Below are the records; pull every line that includes "MAHERCO".

****************

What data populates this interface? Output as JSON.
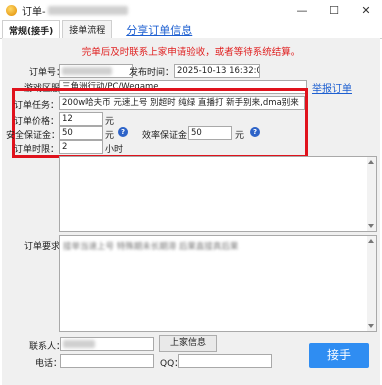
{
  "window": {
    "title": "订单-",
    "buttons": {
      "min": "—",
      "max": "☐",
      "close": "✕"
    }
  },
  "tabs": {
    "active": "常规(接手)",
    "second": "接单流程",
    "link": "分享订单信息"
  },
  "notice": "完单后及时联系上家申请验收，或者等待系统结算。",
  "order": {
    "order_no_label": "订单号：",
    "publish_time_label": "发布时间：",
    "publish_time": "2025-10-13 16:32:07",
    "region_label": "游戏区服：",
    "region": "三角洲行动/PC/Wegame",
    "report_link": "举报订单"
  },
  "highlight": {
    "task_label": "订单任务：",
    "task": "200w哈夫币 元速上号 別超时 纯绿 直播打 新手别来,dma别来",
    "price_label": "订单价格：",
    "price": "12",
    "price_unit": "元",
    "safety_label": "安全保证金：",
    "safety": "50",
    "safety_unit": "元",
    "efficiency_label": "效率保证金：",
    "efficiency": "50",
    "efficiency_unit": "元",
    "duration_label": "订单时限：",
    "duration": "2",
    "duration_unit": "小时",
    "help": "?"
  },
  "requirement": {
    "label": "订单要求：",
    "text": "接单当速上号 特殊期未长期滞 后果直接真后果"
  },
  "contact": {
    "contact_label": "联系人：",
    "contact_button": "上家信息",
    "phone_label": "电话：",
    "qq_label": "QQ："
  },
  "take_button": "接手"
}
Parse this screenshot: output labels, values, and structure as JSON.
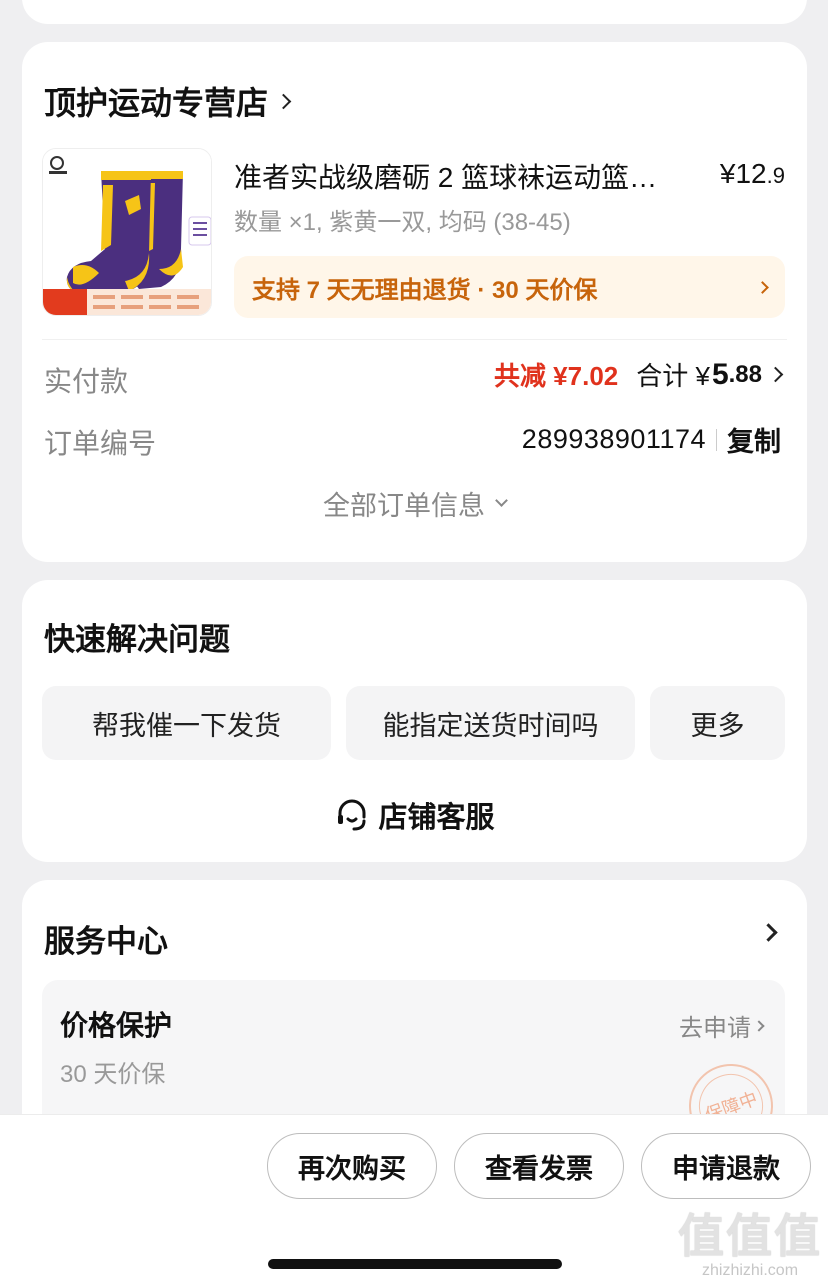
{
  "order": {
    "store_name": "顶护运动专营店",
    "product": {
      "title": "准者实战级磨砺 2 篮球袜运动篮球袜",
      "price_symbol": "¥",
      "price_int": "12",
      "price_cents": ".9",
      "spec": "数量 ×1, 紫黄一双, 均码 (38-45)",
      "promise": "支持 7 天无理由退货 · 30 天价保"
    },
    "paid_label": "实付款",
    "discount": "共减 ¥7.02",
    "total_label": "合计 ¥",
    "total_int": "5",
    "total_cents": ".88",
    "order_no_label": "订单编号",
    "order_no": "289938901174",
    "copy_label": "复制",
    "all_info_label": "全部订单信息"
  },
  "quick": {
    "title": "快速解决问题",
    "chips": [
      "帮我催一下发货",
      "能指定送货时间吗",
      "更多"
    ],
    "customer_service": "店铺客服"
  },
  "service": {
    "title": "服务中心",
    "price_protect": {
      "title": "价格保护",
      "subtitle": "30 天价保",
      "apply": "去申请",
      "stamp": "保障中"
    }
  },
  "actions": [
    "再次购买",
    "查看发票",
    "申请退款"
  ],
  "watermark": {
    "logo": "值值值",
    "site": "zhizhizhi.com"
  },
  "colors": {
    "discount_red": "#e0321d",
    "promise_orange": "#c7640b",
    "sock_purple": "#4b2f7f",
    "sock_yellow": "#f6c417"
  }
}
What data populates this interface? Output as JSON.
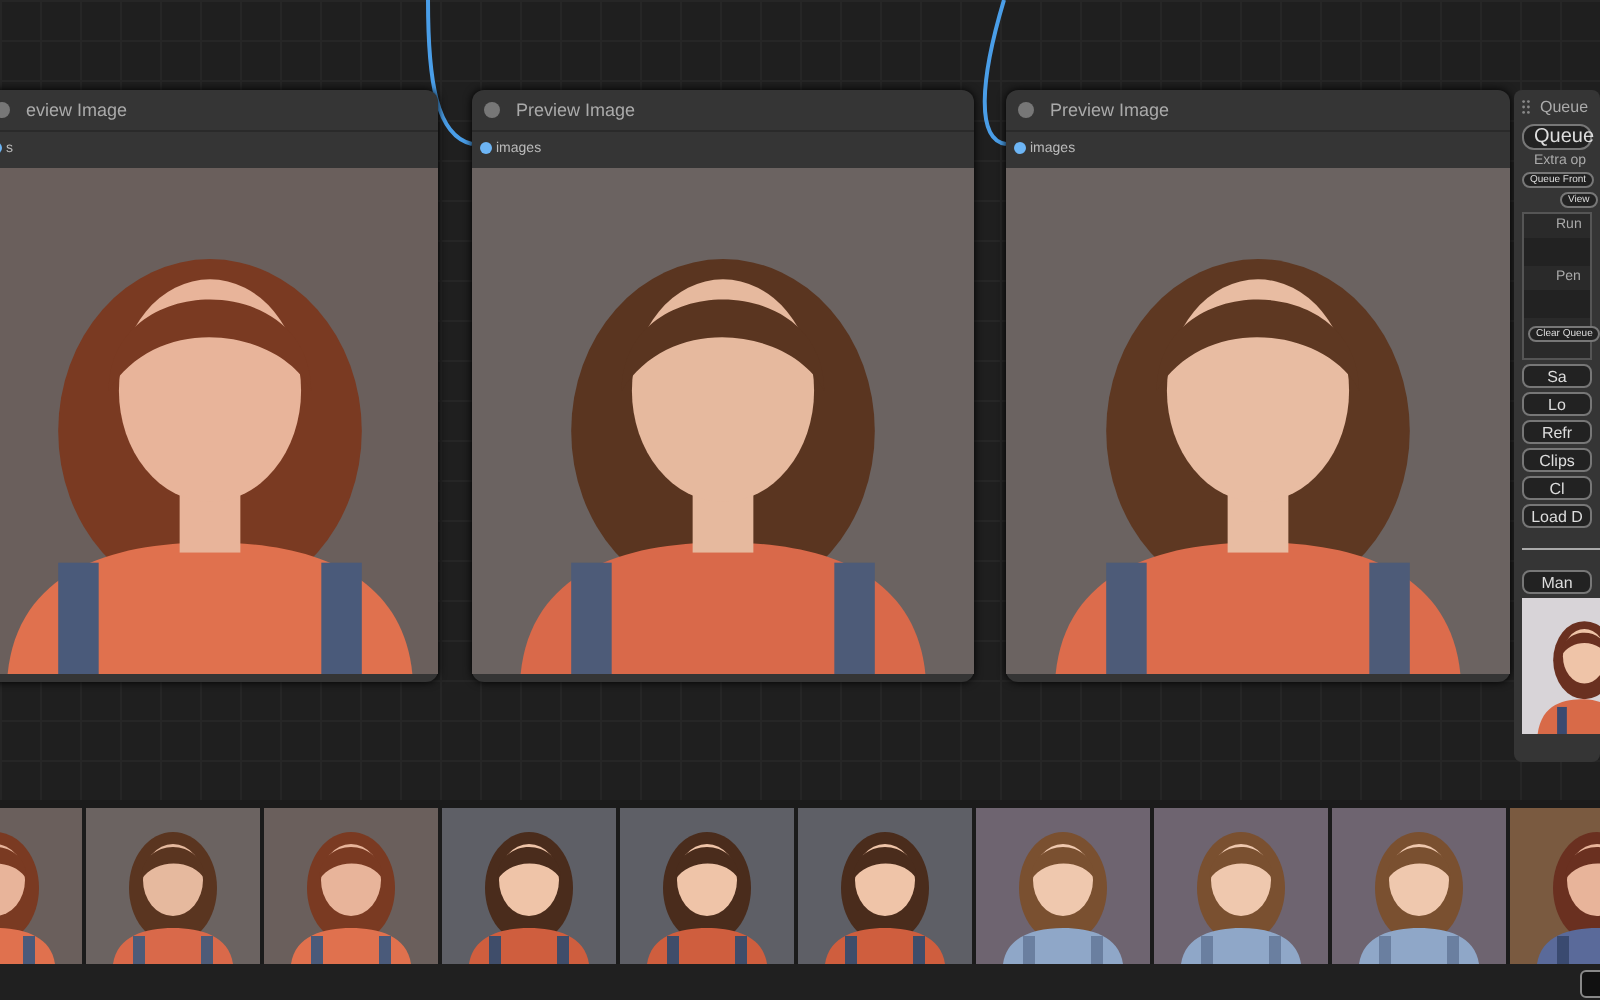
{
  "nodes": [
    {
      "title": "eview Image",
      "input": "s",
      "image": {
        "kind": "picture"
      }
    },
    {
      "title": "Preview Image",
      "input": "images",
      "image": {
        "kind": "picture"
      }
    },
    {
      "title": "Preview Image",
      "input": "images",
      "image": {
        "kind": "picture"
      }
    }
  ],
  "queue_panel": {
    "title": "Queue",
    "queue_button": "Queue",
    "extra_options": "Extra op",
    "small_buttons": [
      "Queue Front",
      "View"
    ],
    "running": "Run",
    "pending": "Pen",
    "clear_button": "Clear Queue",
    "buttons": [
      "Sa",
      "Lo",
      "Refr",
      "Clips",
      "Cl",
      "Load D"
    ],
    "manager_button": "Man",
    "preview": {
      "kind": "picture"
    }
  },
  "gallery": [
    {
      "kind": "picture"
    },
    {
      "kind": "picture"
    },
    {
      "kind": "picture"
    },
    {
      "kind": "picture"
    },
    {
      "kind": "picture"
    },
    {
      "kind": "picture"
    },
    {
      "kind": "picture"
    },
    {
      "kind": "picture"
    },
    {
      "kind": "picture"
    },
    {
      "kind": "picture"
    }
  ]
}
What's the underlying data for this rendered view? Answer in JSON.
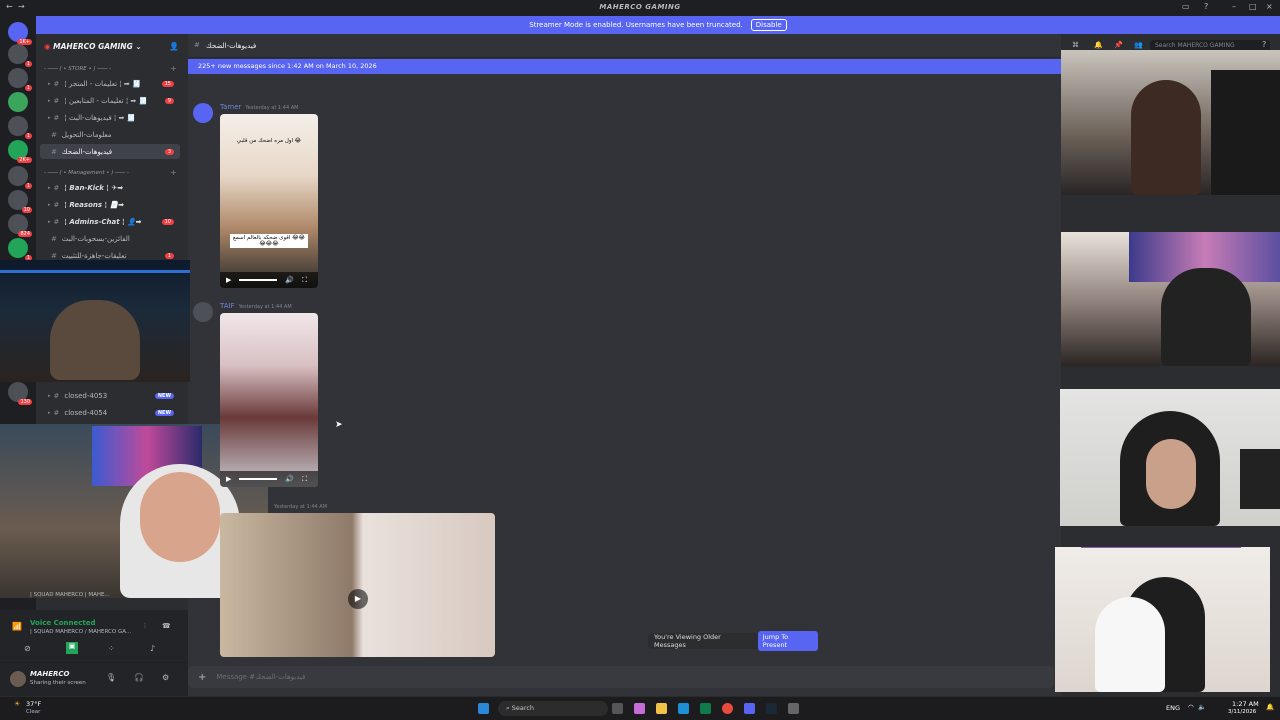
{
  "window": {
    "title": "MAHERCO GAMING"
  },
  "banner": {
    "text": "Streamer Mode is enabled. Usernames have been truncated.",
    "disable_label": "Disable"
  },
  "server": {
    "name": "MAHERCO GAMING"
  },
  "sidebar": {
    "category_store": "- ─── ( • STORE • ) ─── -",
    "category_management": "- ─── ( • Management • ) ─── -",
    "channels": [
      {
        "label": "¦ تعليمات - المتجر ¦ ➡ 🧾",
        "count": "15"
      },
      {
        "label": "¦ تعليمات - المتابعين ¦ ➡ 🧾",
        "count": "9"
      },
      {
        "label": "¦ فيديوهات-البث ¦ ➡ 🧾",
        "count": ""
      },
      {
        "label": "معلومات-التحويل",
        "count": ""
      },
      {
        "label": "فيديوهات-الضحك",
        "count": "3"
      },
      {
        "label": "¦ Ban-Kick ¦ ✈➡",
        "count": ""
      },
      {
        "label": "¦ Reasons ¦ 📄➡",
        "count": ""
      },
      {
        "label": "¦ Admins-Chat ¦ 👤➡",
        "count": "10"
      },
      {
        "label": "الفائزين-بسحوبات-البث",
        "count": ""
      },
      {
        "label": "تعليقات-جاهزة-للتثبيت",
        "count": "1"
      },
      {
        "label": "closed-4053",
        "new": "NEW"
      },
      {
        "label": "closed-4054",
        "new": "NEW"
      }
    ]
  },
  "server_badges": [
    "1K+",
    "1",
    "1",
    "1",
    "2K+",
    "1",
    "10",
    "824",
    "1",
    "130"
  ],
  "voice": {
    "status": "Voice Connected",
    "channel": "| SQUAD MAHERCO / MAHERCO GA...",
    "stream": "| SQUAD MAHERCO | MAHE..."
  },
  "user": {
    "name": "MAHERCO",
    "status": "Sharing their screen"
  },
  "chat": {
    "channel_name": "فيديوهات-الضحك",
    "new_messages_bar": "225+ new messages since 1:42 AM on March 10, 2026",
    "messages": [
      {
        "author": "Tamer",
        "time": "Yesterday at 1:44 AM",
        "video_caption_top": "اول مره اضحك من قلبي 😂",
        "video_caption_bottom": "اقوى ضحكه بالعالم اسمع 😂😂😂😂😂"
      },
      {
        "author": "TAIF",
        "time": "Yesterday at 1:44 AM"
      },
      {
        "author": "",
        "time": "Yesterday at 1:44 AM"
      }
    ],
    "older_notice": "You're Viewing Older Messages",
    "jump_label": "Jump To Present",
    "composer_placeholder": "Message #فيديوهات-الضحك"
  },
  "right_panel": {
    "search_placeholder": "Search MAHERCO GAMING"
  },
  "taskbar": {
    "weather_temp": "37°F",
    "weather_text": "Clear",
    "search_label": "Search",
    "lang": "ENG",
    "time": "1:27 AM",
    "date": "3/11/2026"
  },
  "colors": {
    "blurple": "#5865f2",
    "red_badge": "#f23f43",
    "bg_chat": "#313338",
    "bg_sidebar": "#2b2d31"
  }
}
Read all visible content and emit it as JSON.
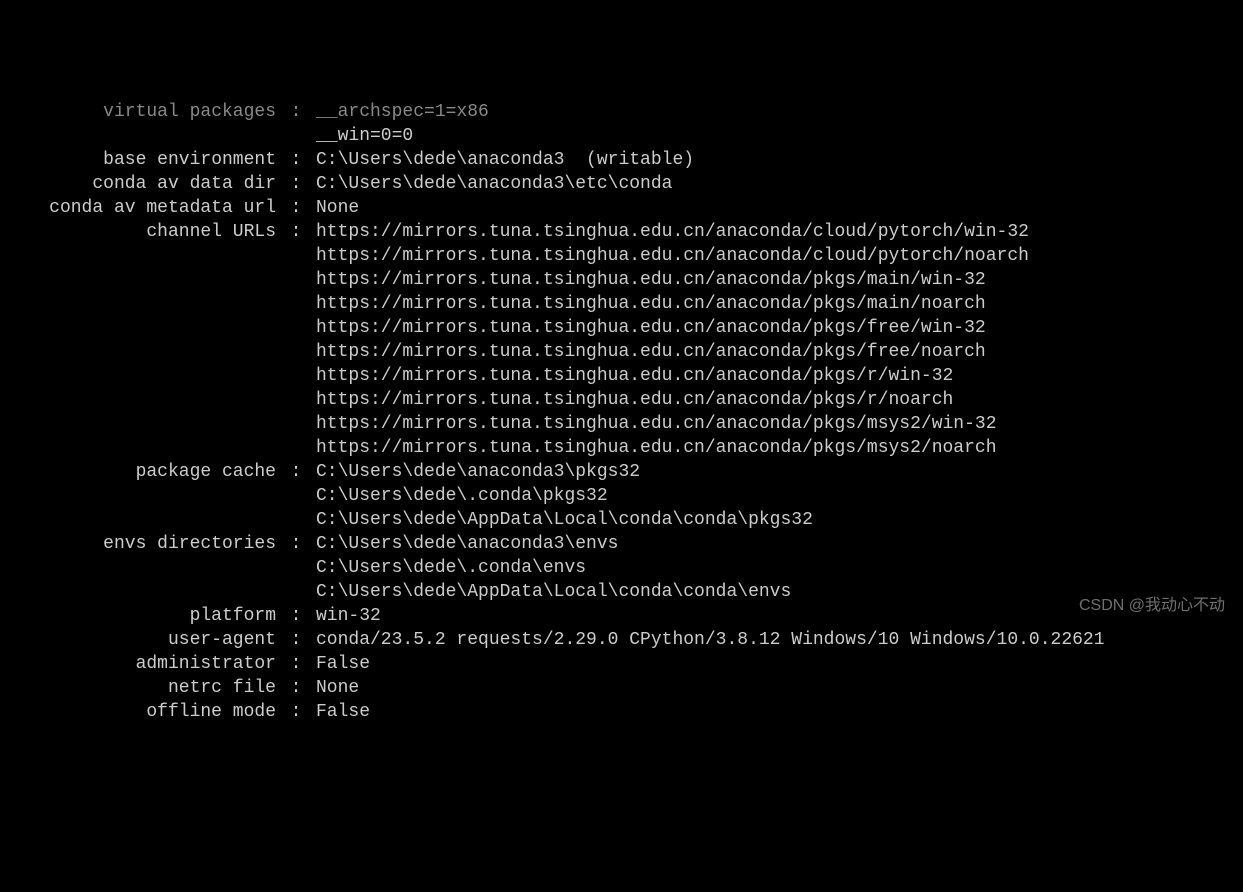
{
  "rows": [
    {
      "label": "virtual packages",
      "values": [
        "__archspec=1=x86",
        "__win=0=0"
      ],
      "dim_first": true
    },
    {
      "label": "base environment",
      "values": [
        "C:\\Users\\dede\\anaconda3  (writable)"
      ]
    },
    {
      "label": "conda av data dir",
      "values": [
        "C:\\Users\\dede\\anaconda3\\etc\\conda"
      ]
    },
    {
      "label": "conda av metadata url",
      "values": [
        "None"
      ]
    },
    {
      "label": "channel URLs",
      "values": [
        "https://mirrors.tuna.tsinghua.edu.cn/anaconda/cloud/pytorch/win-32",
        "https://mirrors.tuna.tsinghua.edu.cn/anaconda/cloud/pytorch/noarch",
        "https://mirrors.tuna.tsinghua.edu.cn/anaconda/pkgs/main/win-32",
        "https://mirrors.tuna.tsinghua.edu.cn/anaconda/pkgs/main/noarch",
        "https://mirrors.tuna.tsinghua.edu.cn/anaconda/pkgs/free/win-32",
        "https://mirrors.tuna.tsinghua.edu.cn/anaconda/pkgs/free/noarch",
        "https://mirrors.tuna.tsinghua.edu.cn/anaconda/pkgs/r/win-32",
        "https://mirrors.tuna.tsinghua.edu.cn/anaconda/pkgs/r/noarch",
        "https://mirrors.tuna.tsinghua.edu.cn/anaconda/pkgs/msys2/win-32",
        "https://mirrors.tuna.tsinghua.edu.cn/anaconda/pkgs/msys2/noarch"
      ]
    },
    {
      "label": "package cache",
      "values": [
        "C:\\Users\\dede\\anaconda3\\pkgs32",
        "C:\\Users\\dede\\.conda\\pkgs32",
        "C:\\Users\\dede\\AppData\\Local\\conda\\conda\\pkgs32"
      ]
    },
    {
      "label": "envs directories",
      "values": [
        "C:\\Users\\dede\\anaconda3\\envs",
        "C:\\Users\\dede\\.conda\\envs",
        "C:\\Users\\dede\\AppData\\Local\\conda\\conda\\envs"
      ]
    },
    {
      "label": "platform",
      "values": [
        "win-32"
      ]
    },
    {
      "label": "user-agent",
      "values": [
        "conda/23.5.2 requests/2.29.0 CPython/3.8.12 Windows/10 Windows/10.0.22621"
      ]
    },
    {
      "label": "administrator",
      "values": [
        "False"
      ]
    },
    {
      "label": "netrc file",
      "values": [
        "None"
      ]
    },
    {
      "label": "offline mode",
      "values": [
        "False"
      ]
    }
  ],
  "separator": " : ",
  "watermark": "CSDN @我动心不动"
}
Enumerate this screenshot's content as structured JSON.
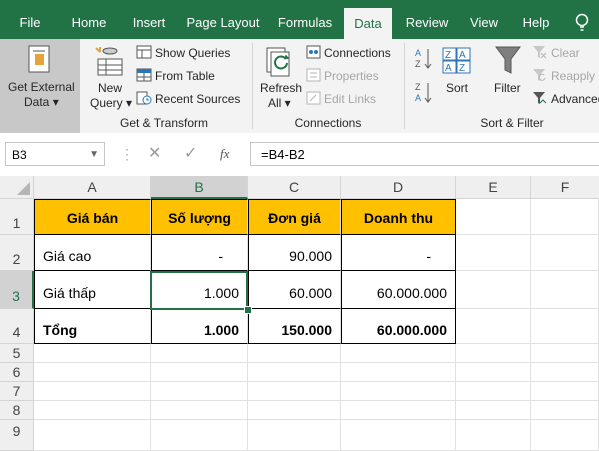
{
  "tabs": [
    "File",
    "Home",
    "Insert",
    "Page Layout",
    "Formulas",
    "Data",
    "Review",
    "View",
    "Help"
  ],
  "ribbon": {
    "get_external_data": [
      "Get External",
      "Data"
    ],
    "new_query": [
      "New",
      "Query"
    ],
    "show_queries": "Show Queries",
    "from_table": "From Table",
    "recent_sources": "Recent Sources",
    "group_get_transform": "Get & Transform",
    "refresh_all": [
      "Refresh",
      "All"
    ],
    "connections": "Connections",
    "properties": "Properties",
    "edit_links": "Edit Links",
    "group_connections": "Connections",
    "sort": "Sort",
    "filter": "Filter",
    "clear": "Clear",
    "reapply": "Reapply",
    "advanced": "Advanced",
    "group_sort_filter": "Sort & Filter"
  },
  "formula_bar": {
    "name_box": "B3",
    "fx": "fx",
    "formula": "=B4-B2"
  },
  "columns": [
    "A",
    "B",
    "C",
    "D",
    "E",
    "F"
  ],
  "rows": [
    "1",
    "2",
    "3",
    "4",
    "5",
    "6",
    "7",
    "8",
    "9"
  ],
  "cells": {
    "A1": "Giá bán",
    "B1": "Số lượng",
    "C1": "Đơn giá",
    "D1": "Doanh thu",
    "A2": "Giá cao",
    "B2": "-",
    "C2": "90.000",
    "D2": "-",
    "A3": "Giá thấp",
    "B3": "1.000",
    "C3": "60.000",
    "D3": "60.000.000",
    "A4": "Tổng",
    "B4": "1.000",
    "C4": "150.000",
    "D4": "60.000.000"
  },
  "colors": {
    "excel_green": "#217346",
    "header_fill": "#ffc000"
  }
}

****************

### Answer below
    "title": "MAHERCO GAMING"
    "name": "MAHERCO GAMING"
    "channel": "| SQUAD MAHERCO / MAHERCO GA...",
    "stream": "| SQUAD MAHERCO | MAHE..."
    "name": "MAHERCO",
    "search_placeholder": "Search MAHERCO GAMING"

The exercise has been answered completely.